▶ **PROMPT**: Find the lines with the string "Please" and return them.

▶ **INPUT RECORDS**:

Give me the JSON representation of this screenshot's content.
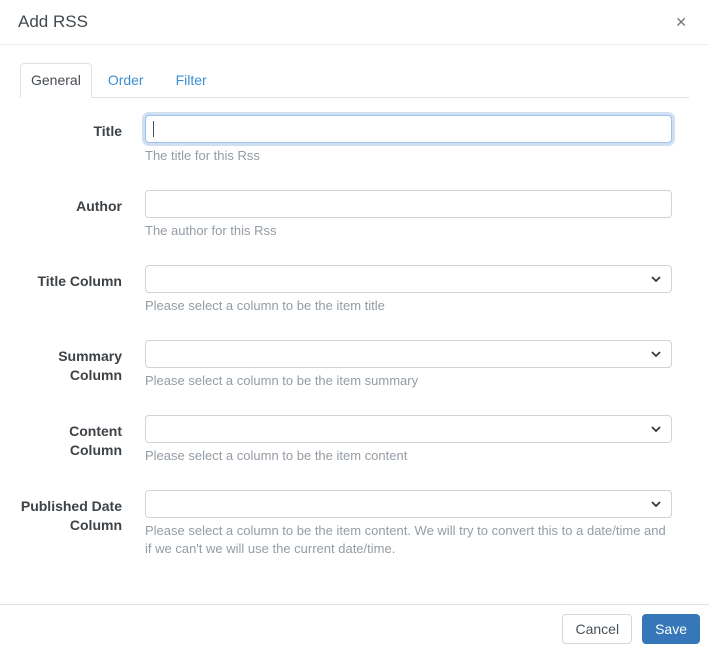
{
  "modal": {
    "title": "Add RSS",
    "close_icon": "✕"
  },
  "tabs": [
    {
      "label": "General",
      "active": true
    },
    {
      "label": "Order",
      "active": false
    },
    {
      "label": "Filter",
      "active": false
    }
  ],
  "form": {
    "fields": [
      {
        "label": "Title",
        "type": "text",
        "value": "",
        "placeholder": "",
        "focused": true,
        "help": "The title for this Rss"
      },
      {
        "label": "Author",
        "type": "text",
        "value": "",
        "placeholder": "",
        "focused": false,
        "help": "The author for this Rss"
      },
      {
        "label": "Title Column",
        "type": "select",
        "value": "",
        "help": "Please select a column to be the item title"
      },
      {
        "label": "Summary Column",
        "type": "select",
        "value": "",
        "help": "Please select a column to be the item summary"
      },
      {
        "label": "Content Column",
        "type": "select",
        "value": "",
        "help": "Please select a column to be the item content"
      },
      {
        "label": "Published Date Column",
        "type": "select",
        "value": "",
        "help": "Please select a column to be the item content. We will try to convert this to a date/time and if we can't we will use the current date/time."
      }
    ]
  },
  "footer": {
    "cancel_label": "Cancel",
    "save_label": "Save"
  },
  "colors": {
    "accent": "#3577b9",
    "link": "#3e8ed0",
    "focus_border": "#9cc3ea",
    "input_border": "#ced4da",
    "divider": "#dee2e6",
    "help_text": "#949ca4"
  }
}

▶ **WRITTEN RESPONSE**:
        "help": "Please select a column to be the item title"
        "help": "Please select a column to be the item summary"
        "help": "Please select a column to be the item content"
        "help": "Please select a column to be the item content. We will try to convert this to a date/time and if we can't we will use the current date/time."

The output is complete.